EXERCISE REQUIREMENTS »
1: Please copy out a block of lines from the entries, without changes: begin at the line that contains "- margin-year: 2025: [2001, 952, 2068, 985]" and stop after the line that contains "- margin-change: +".
2: Continue the passage on the silent film era from where it stops.

PASSAGE GIVEN »
▬▬▬▬▬▬
Singin' in the Rain and the End of the Silent Era
It’s 1922. Your friends have been raving about this new motion picture called The Cabinet of Dr. Caligari. Since you’ve been meaning to give this film thing a try for a while and your birthday is coming up, you decide to treat yourself to the movie. You dress up for the cold March weather and set out for the theater. You flip a quarter to the guy in the box office and he slips a fresh ticket through the window slot. “Enjoy the show,” he says in a chipper tone. You head into the dim theater and find a seat in a row just behind the middle. At 6 o’clock on the dot, the orchestra begins and the movie fades up on the screen. For 74 minutes, you lose yourself in the acting of Werner Krauss and direction of Robert Wiene. “Now this is entertainment,” you think to yourself.
By this time, the motion picture had existed for a little over twenty years. It began with the inventions of the Phonograph, the Kinetograph, and the Kinetoscope by the great Thomas Edison in the late 1800s. Today, the movie has developed into one of the most popular forms of entertainment in the world. The history of film begins in a silent era, as Edison never figured out how to effectively synchronize sound to film. In this era, stories were told through visuals alone, allowing both the hearing and the deaf to enjoy the medium equally. In grandiose, exaggerated fashion, actors conveyed thought and emotion through action, with an occasional intertitle card thrown in to give context. The likes of Charlie Chaplin, Harold Lloyd, Clara Bow, and Raymond Griffith enjoyed great success during the silent era. Unbeknownst to them, a few inventors toiled away in a lab owned by Western Electric and Bell Telephone Laboratories. They had created something that threatened every single one of their careers.
▬▬▬▬▬▬
DATA PROVIDED »
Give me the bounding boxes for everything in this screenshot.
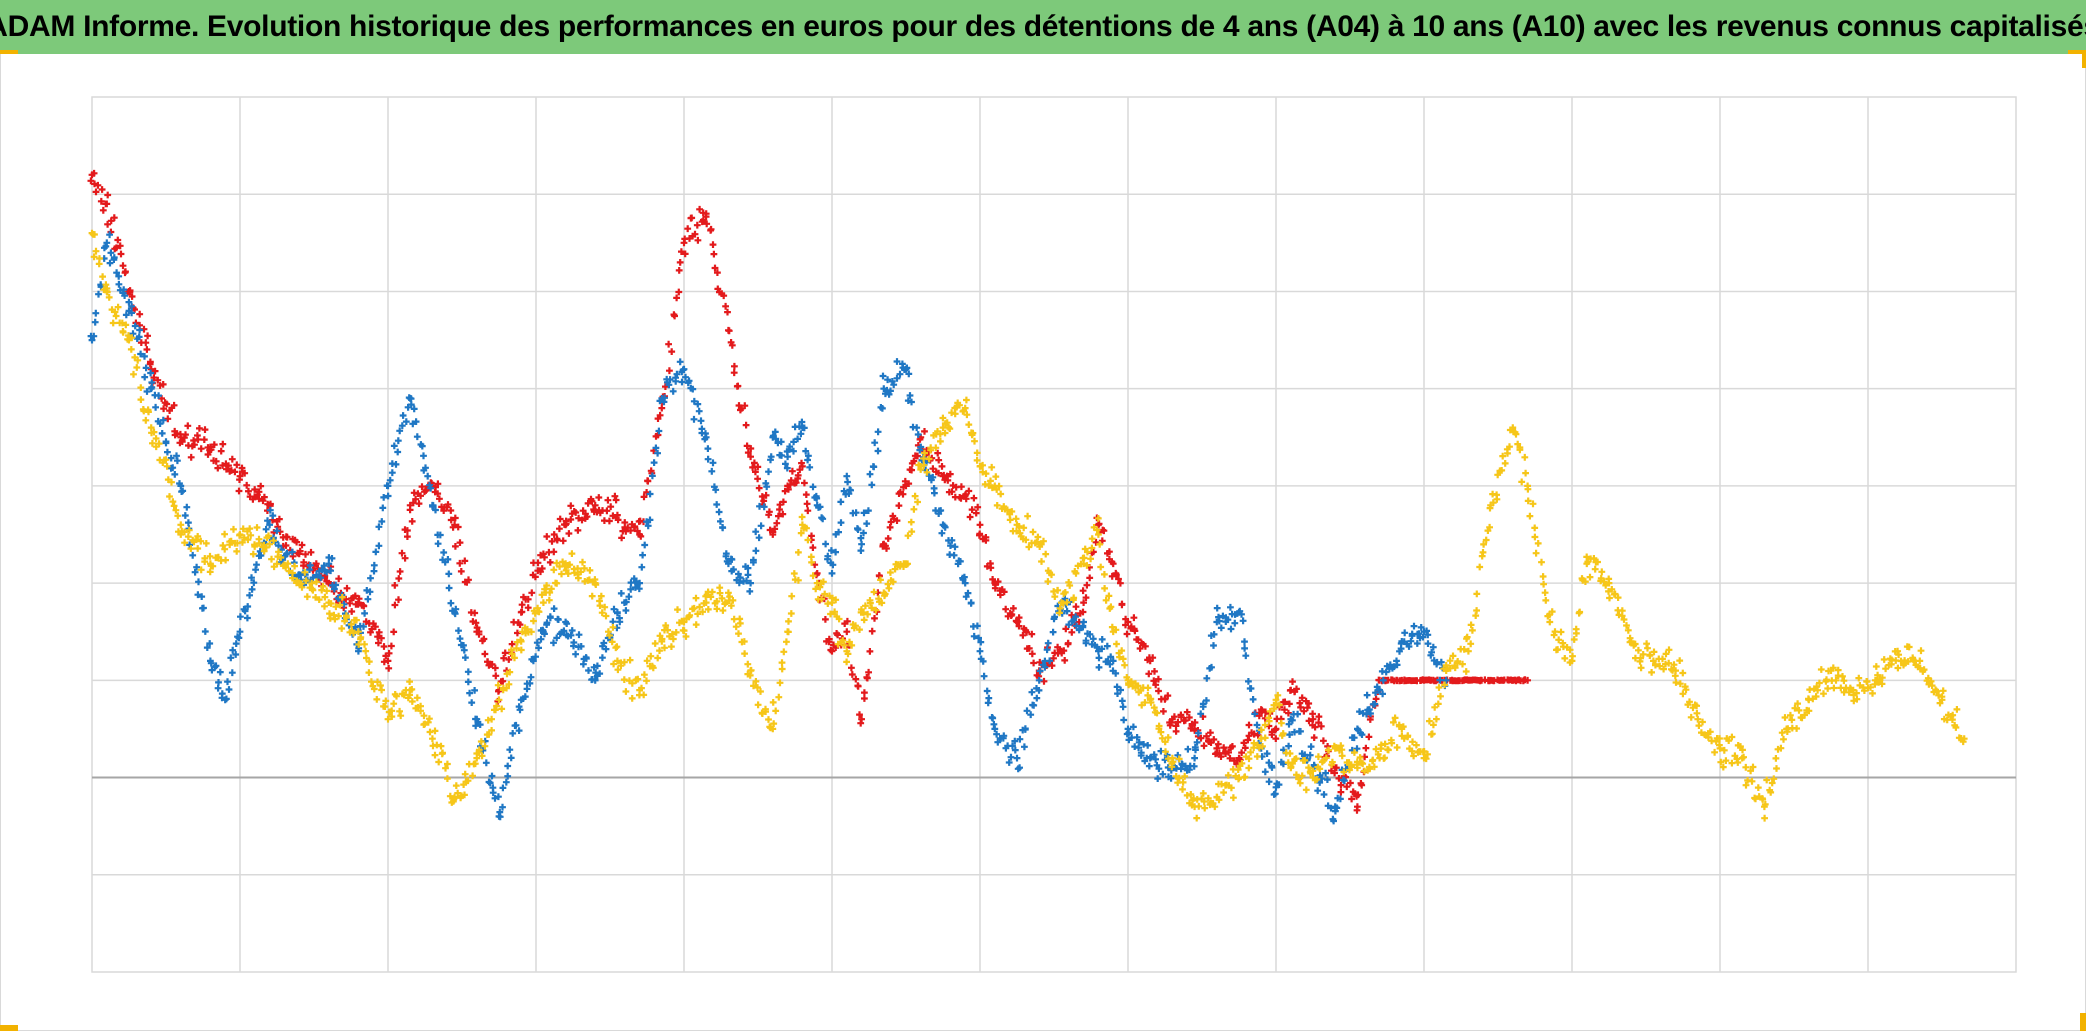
plot-area-border: [91, 96, 2017, 973]
series-1-plus-marks: [87, 169, 1531, 814]
series-3-markers: [88, 229, 1968, 822]
series-1-markers: [87, 169, 1531, 814]
series-3-plus-marks: [88, 229, 1968, 822]
corner-mark-right-bottom: [2080, 1013, 2086, 1031]
chart-marks: [87, 169, 1968, 825]
corner-mark-top-right: [2068, 50, 2086, 54]
series-2-plus-marks: [87, 231, 1450, 825]
title-bar: ADAM Informe. Evolution historique des p…: [0, 0, 2086, 54]
chart-grid: [91, 96, 2017, 973]
series-2-markers: [87, 231, 1450, 825]
corner-mark-top-left: [0, 50, 18, 54]
corner-mark-left-bottom: [0, 1025, 18, 1031]
chart-title: ADAM Informe. Evolution historique des p…: [0, 10, 2086, 43]
corner-mark-right-top: [2082, 50, 2086, 68]
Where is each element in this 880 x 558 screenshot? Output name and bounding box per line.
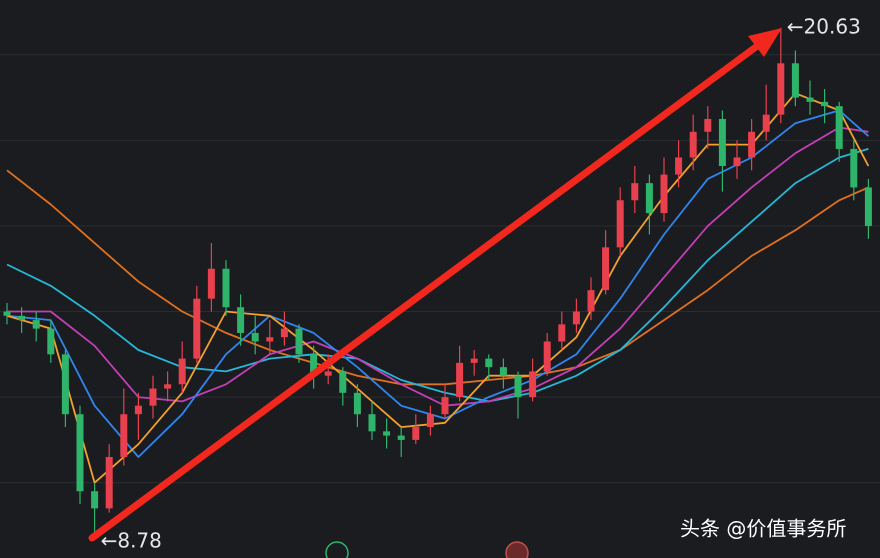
arrow-head [748, 28, 782, 57]
candle-body [835, 106, 843, 149]
candle-body [572, 311, 580, 325]
candle-body [543, 341, 551, 372]
candle-body [426, 414, 434, 428]
candle-body [791, 63, 799, 98]
candle-body [675, 157, 683, 175]
candle-body [310, 354, 318, 376]
candle-body [689, 131, 697, 158]
candle-body [266, 337, 274, 342]
candle-body [514, 375, 522, 398]
candle-body [32, 320, 40, 329]
candle-body [61, 354, 69, 415]
candle-body [149, 388, 157, 406]
candle-body [105, 457, 113, 509]
candle-body [499, 367, 507, 376]
candle-body [3, 311, 11, 316]
icon [325, 541, 349, 558]
price-label: ←20.63 [787, 14, 861, 38]
candle-body [280, 328, 288, 338]
candle-body [18, 315, 26, 321]
candle-body [850, 148, 858, 188]
candle-body [91, 491, 99, 509]
candles [3, 27, 872, 535]
candle-body [485, 358, 493, 368]
price-label: ←8.78 [101, 528, 162, 552]
arrow-shaft [88, 34, 772, 542]
candle-body [762, 114, 770, 132]
candle-body [733, 157, 741, 167]
icon [505, 541, 529, 558]
candle-body [383, 431, 391, 436]
candle-body [806, 97, 814, 102]
candle-body [602, 247, 610, 291]
candle-body [207, 268, 215, 299]
candle-body [295, 328, 303, 355]
watermark: 头条 @价值事务所 [680, 517, 846, 541]
candle-body [821, 101, 829, 107]
candle-body [558, 324, 566, 342]
candle-body [616, 200, 624, 248]
candle-body [178, 358, 186, 385]
candle-body [748, 131, 756, 158]
candle-body [47, 328, 55, 355]
candle-body [164, 384, 172, 389]
candle-body [120, 414, 128, 458]
candle-body [134, 405, 142, 415]
candle-body [222, 268, 230, 308]
candle-body [441, 397, 449, 415]
candle-body [470, 358, 478, 363]
trend-arrow [88, 28, 782, 542]
candle-body [368, 414, 376, 432]
candle-body [324, 371, 332, 376]
candle-body [397, 435, 405, 440]
candle-body [660, 174, 668, 214]
candle-body [587, 290, 595, 312]
candle-body [704, 118, 712, 132]
candle-body [76, 414, 84, 492]
candle-body [777, 63, 785, 115]
candle-body [864, 187, 872, 226]
candle-body [339, 371, 347, 393]
candle-body [237, 307, 245, 333]
candle-body [193, 298, 201, 359]
candle-body [456, 362, 464, 398]
candle-body [529, 371, 537, 398]
candle-body [412, 427, 420, 440]
candle-body [645, 183, 653, 214]
candle-body [718, 118, 726, 167]
candle-body [631, 183, 639, 201]
annotations: ←20.63 ←8.78 [101, 14, 861, 552]
candle-body [353, 392, 361, 415]
candle-body [251, 332, 259, 342]
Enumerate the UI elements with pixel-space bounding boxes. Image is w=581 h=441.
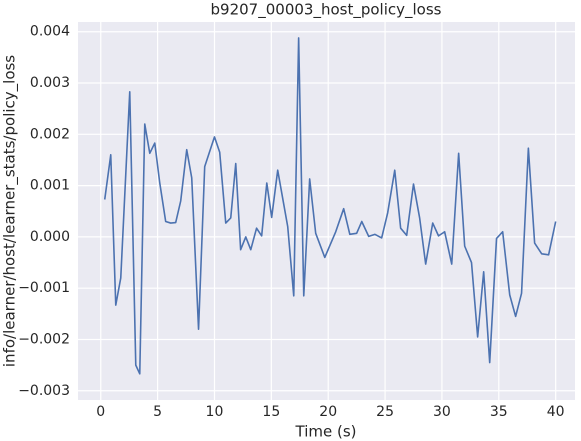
x-tick-label: 20 — [319, 404, 337, 420]
x-axis-label: Time (s) — [295, 423, 357, 441]
x-tick-label: 5 — [153, 404, 162, 420]
x-tick-label: 15 — [262, 404, 280, 420]
x-tick-label: 0 — [96, 404, 105, 420]
y-axis-label: info/learner/host/learner_stats/policy_l… — [1, 55, 20, 367]
x-tick-label: 40 — [547, 404, 565, 420]
x-tick-label: 30 — [433, 404, 451, 420]
chart-title: b9207_00003_host_policy_loss — [211, 1, 442, 20]
y-tick-label: 0.001 — [30, 178, 70, 194]
plot-area — [78, 22, 575, 400]
line — [103, 37, 557, 375]
y-tick-label: −0.001 — [18, 280, 70, 296]
y-tick-label: −0.002 — [18, 331, 70, 347]
x-tick-label: 10 — [206, 404, 224, 420]
y-tick-label: 0.000 — [30, 229, 70, 245]
x-tick-label: 25 — [376, 404, 394, 420]
y-tick-label: 0.004 — [30, 24, 70, 40]
y-tick-label: 0.002 — [30, 126, 70, 142]
x-tick-label: 35 — [490, 404, 508, 420]
y-tick-label: 0.003 — [30, 75, 70, 91]
y-tick-label: −0.003 — [18, 383, 70, 399]
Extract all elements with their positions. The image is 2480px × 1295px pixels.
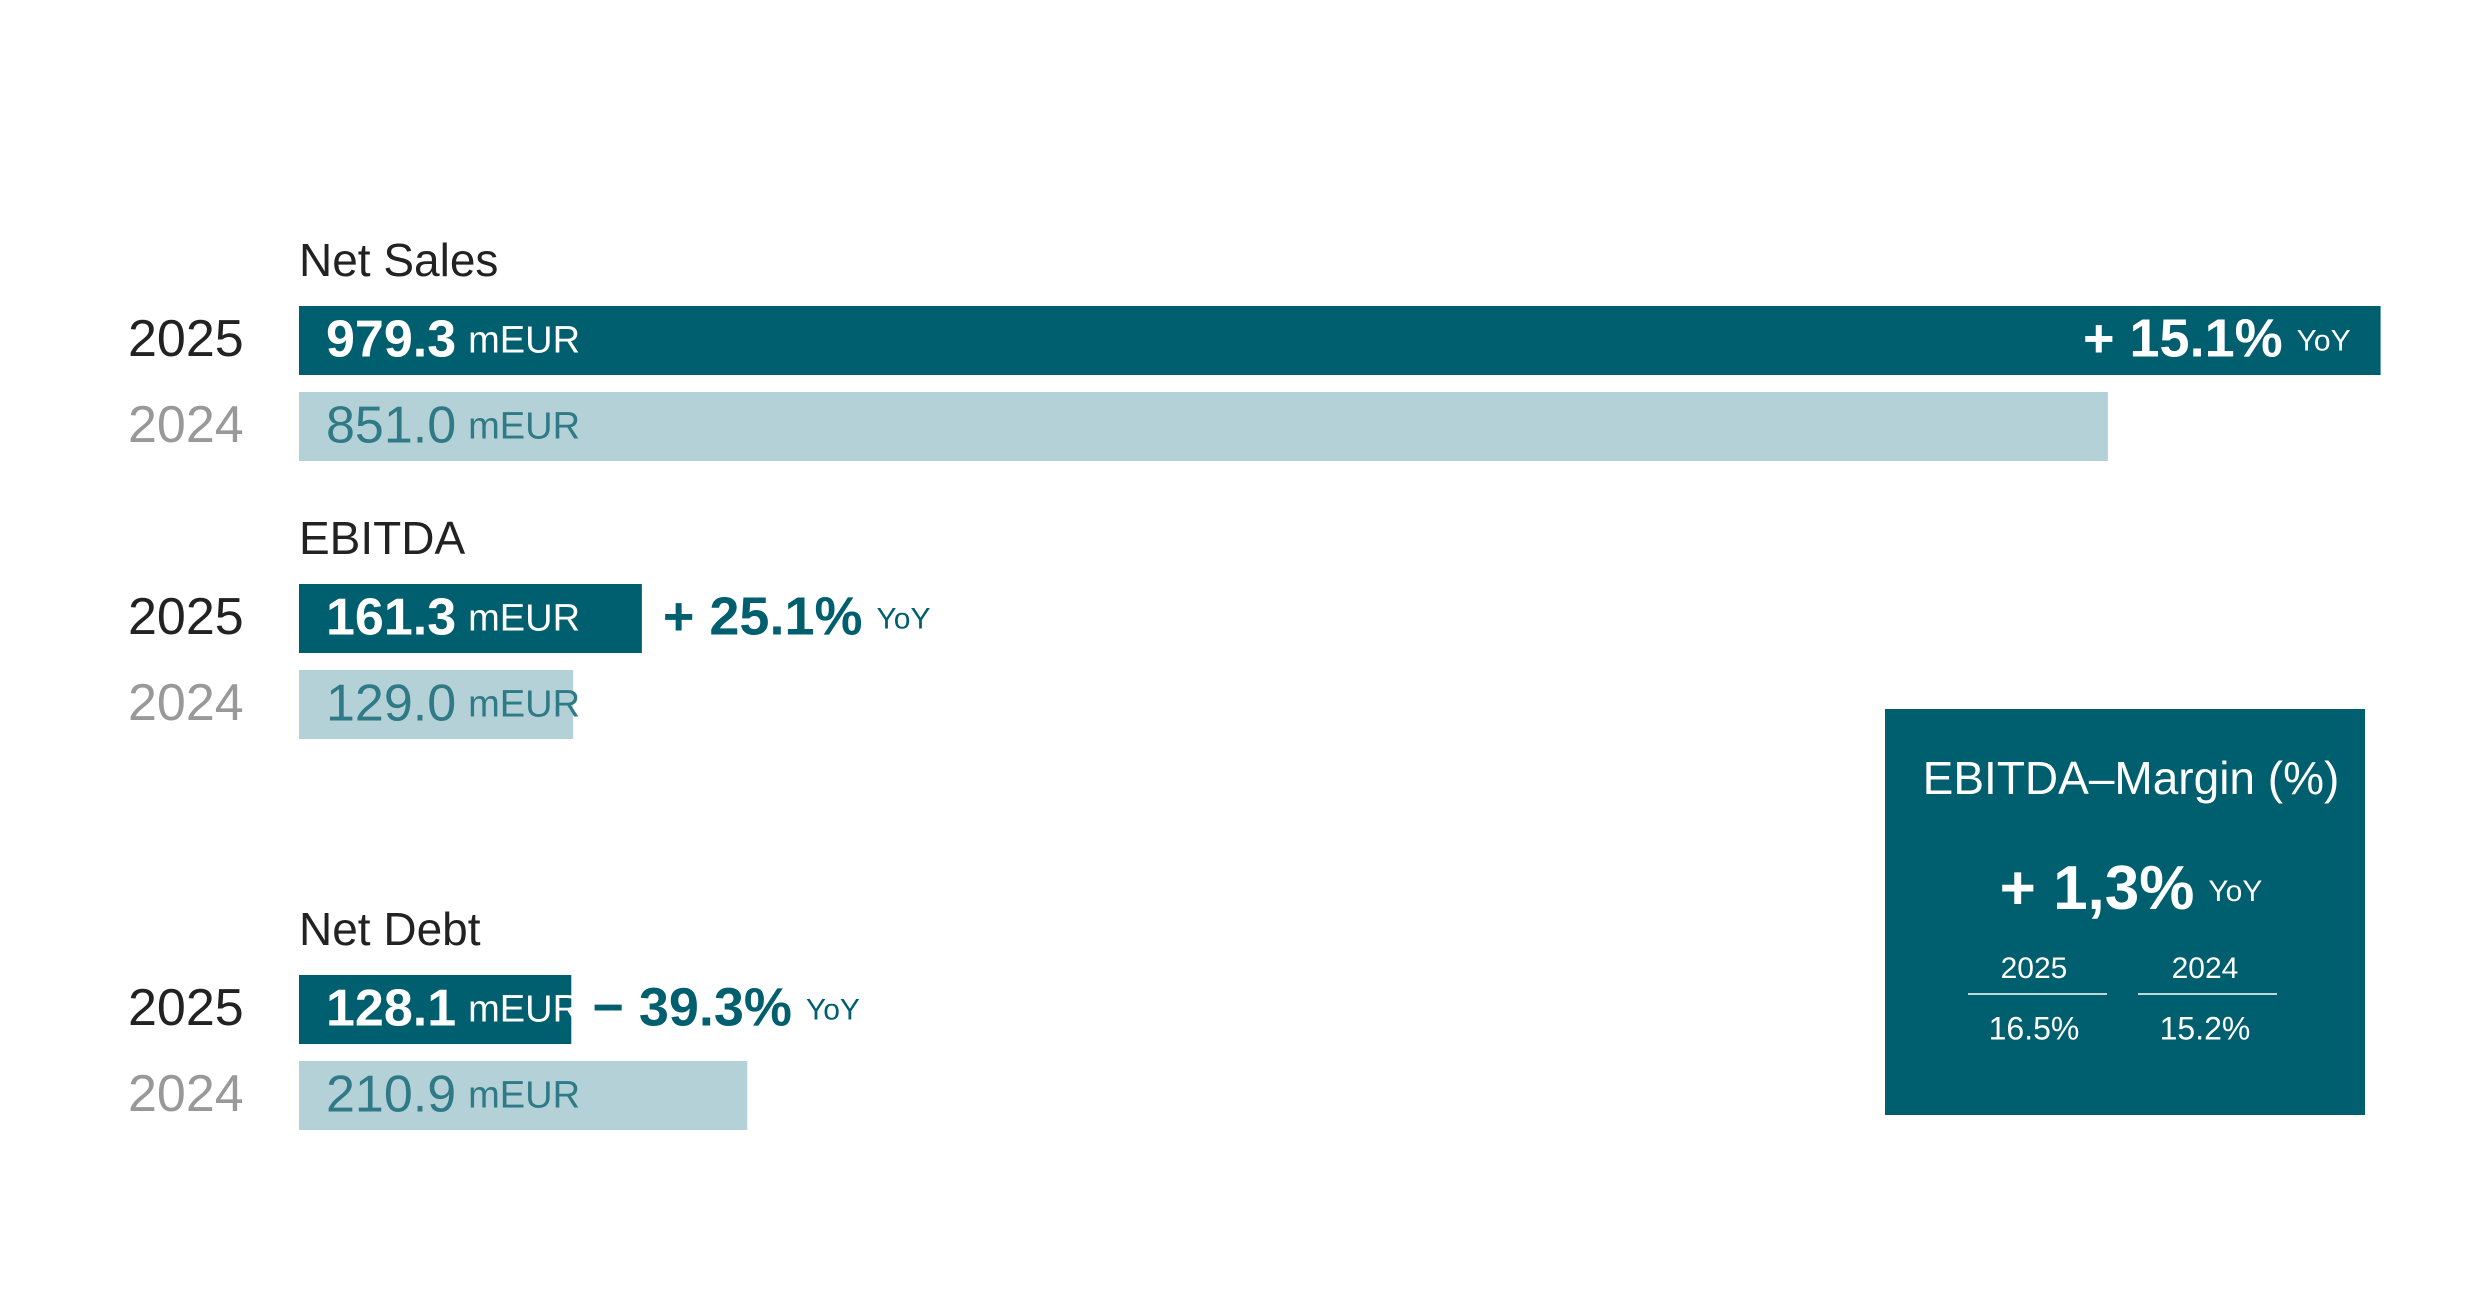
- margin-year: 2025: [2001, 952, 2068, 985]
- margin-change-unit: YoY: [2208, 875, 2262, 908]
- value-unit: mEUR: [468, 684, 580, 726]
- change-value: − 39.3%: [592, 978, 792, 1038]
- margin-value: 16.5%: [1989, 1010, 2080, 1046]
- year-label: 2025: [128, 588, 244, 646]
- bar: [299, 306, 2381, 375]
- bar: [299, 1061, 748, 1130]
- value-unit: mEUR: [468, 320, 580, 362]
- value-number: 129.0: [326, 674, 456, 732]
- change-value: + 25.1%: [663, 587, 863, 647]
- chart-title: EBITDA: [299, 512, 465, 564]
- value-label: 128.1 mEUR: [326, 979, 580, 1037]
- value-label: 210.9 mEUR: [326, 1065, 580, 1123]
- bar: [299, 670, 574, 739]
- change-label: + 25.1% YoY: [663, 587, 931, 647]
- bar: [299, 392, 2108, 461]
- change-value: + 15.1%: [2083, 309, 2283, 369]
- change-label: + 15.1% YoY: [2083, 309, 2351, 369]
- value-unit: mEUR: [468, 989, 580, 1031]
- change-unit: YoY: [2297, 324, 2351, 357]
- value-number: 161.3: [326, 588, 456, 646]
- value-label: 851.0 mEUR: [326, 396, 580, 454]
- year-label: 2024: [128, 1065, 244, 1123]
- bar: [299, 975, 572, 1044]
- value-label: 129.0 mEUR: [326, 674, 580, 732]
- change-label: − 39.3% YoY: [592, 978, 860, 1038]
- chart-title: Net Sales: [299, 234, 498, 286]
- margin-box: [1885, 709, 2365, 1115]
- change-unit: YoY: [877, 602, 931, 635]
- year-label: 2024: [128, 396, 244, 454]
- value-unit: mEUR: [468, 1075, 580, 1117]
- change-unit: YoY: [806, 993, 860, 1026]
- margin-change: + 1,3% YoY: [2000, 854, 2263, 923]
- margin-title: EBITDA–Margin (%): [1923, 752, 2340, 804]
- year-label: 2024: [128, 674, 244, 732]
- value-label: 161.3 mEUR: [326, 588, 580, 646]
- chart-title: Net Debt: [299, 903, 481, 955]
- value-unit: mEUR: [468, 598, 580, 640]
- value-number: 979.3: [326, 310, 456, 368]
- value-number: 851.0: [326, 396, 456, 454]
- bar: [299, 584, 642, 653]
- year-label: 2025: [128, 979, 244, 1037]
- value-number: 210.9: [326, 1065, 456, 1123]
- value-label: 979.3 mEUR: [326, 310, 580, 368]
- value-number: 128.1: [326, 979, 456, 1037]
- margin-year: 2024: [2172, 952, 2239, 985]
- margin-value: 15.2%: [2160, 1010, 2251, 1046]
- value-unit: mEUR: [468, 406, 580, 448]
- year-label: 2025: [128, 310, 244, 368]
- margin-change-value: + 1,3%: [2000, 854, 2195, 923]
▬▬▬▬▬▬
PER-TASK ANSWERS »
1:
- margin-year: 2025: [2001, 952, 2068, 985]
- margin-change-unit: YoY: [2208, 875, 2262, 908]
- value-unit: mEUR: [468, 684, 580, 726]
- change-value: − 39.3%: [592, 978, 792, 1038]
- margin-value: 16.5%: [1989, 1010, 2080, 1046]
- year-label: 2025: [128, 588, 244, 646]
- bar: [299, 306, 2381, 375]
- bar: [299, 1061, 748, 1130]
- value-unit: mEUR: [468, 320, 580, 362]
- value-number: 129.0: [326, 674, 456, 732]
- change-value: + 25.1%: [663, 587, 863, 647]
- chart-title: EBITDA: [299, 512, 465, 564]
- value-label: 128.1 mEUR: [326, 979, 580, 1037]
- value-label: 210.9 mEUR: [326, 1065, 580, 1123]
- bar: [299, 670, 574, 739]
- change-label: + 25.1% YoY: [663, 587, 931, 647]
- bar: [299, 392, 2108, 461]
- change-value: + 15.1%: [2083, 309, 2283, 369]
- change-label: + 15.1% YoY: [2083, 309, 2351, 369]
- value-unit: mEUR: [468, 989, 580, 1031]
- change-unit: YoY: [2297, 324, 2351, 357]
- value-number: 161.3: [326, 588, 456, 646]
- value-label: 851.0 mEUR: [326, 396, 580, 454]
- year-label: 2024: [128, 1065, 244, 1123]
- bar: [299, 975, 572, 1044]
- value-label: 129.0 mEUR: [326, 674, 580, 732]
- change-label: − 39.3% YoY: [592, 978, 860, 1038]
- chart-title: Net Sales: [299, 234, 498, 286]
- margin-box: [1885, 709, 2365, 1115]
- change-unit: YoY: [877, 602, 931, 635]
- year-label: 2024: [128, 396, 244, 454]
- value-unit: mEUR: [468, 1075, 580, 1117]
- change-unit: YoY: [806, 993, 860, 1026]
- margin-change: + 1,3% YoY: [2000, 854, 2263, 923]

2:
Introducing the Vitaphone! Literally translated as “the sound of life,” the Vitaphone featured small microphones to collect sound energy and amplifiers to increase the volume at which the sound was played back. Electricity was used to synchronize sound to a picture. The inventors shopped the new device around to all the major film studios, but only a small, budding company would bite: Warner Brothers Pictures. One of the four brothers, Sam Warner, loved the radio as much as he loved creating movies. He was naturally intrigued by the Vitaphone and urged his other brothers to adopt the device. And they did! But only for music. Believing that audiences didn’t want to hear actors speak, the Warner Brothers focused solely on recording music and sound effects for their movies. It saved money on hiring musicians to play in their theaters across the United States and allowed creative control on the music that the audiences heard. Instead of each musician choosing what to play at their theater, the Warner Brothers delivered the same musical experience to every moviegoer everywhere.
Warner Brothers released the first “Vitaphone movie,” as they were called, in 1926. With a full orchestral soundtrack and perfectly-synced sword clashes and ringing bells, Don Juan found great success. The next year, the Warner Brothers decided to test the waters of dialogue and produced The Jazz Singer, a drama about the famous singer Al Jolson. Featuring scenes with lip-synced speech, the movie marked the beginning of the end of the silent era.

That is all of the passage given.